Exercise directions:
List each line in which the string "casa" appears.
——————
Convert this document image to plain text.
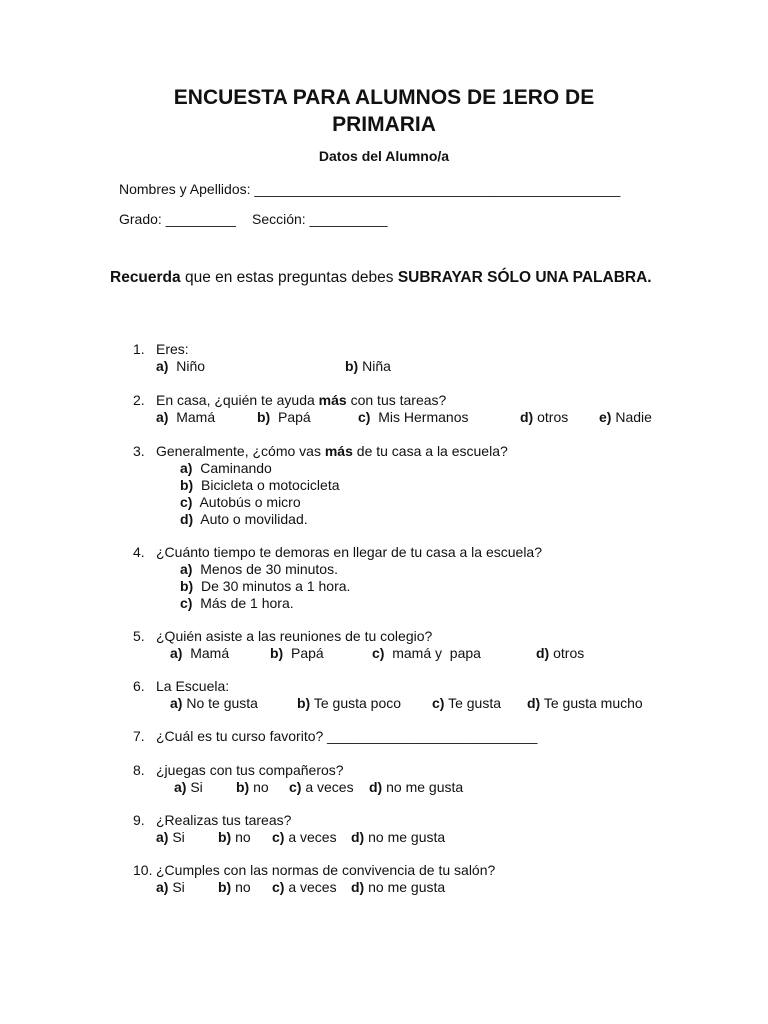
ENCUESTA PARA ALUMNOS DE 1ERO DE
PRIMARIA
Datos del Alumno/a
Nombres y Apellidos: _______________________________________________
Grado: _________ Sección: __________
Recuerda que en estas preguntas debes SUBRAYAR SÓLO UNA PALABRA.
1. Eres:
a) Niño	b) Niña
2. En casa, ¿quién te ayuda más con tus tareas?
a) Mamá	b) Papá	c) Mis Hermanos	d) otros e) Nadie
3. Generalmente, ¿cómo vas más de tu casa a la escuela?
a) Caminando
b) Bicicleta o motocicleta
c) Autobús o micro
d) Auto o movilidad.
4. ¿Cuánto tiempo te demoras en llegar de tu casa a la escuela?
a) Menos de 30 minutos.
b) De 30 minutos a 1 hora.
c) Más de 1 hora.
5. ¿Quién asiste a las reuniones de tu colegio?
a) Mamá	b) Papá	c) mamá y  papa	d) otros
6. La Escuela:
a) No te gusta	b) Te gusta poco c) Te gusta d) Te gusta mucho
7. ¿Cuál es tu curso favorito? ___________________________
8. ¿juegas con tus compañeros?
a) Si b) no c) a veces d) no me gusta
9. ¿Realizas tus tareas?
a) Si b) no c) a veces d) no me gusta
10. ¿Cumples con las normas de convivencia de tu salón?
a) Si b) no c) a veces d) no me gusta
——————
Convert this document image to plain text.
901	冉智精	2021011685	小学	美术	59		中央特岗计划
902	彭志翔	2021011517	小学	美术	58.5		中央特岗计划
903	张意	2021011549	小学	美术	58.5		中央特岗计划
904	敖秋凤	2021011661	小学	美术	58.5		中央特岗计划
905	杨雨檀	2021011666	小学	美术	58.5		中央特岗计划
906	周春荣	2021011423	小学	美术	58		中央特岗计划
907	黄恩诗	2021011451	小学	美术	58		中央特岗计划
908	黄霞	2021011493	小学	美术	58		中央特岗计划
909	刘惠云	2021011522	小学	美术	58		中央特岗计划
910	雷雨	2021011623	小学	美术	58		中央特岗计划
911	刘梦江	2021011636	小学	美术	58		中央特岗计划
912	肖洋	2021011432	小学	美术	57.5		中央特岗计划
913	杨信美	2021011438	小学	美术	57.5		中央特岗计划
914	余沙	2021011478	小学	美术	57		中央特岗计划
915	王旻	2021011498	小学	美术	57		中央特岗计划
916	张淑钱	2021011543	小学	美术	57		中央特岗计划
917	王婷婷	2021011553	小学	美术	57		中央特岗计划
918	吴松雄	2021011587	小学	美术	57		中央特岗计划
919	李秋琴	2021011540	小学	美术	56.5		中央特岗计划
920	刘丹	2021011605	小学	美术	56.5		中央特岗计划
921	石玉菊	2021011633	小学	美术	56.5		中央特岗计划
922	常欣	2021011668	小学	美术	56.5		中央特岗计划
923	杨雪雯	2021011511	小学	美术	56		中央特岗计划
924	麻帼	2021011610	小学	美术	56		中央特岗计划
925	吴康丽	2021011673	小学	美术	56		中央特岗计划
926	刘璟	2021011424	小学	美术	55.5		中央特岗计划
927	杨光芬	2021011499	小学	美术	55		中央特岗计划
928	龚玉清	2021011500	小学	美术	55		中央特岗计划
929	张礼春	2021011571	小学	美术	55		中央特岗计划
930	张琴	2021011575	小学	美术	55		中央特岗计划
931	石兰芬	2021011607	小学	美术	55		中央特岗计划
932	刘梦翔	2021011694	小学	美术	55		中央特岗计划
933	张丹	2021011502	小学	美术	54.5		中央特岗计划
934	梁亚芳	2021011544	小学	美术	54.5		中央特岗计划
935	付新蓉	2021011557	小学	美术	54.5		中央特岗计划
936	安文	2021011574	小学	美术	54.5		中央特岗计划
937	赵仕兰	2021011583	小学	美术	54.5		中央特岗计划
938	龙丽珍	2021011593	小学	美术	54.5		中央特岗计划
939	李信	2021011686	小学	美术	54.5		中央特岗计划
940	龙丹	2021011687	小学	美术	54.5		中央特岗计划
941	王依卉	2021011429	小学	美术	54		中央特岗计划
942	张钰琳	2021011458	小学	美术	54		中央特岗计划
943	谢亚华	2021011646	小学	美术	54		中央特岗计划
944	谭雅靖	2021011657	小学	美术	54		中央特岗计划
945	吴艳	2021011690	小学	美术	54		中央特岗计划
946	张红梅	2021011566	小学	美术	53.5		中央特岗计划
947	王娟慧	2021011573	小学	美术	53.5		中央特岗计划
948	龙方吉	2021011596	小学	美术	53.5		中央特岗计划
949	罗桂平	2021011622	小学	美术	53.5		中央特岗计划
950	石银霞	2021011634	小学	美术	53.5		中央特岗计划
——————
Exercise solution:
2. En casa, ¿quién te ayuda más con tus tareas?
3. Generalmente, ¿cómo vas más de tu casa a la escuela?
4. ¿Cuánto tiempo te demoras en llegar de tu casa a la escuela?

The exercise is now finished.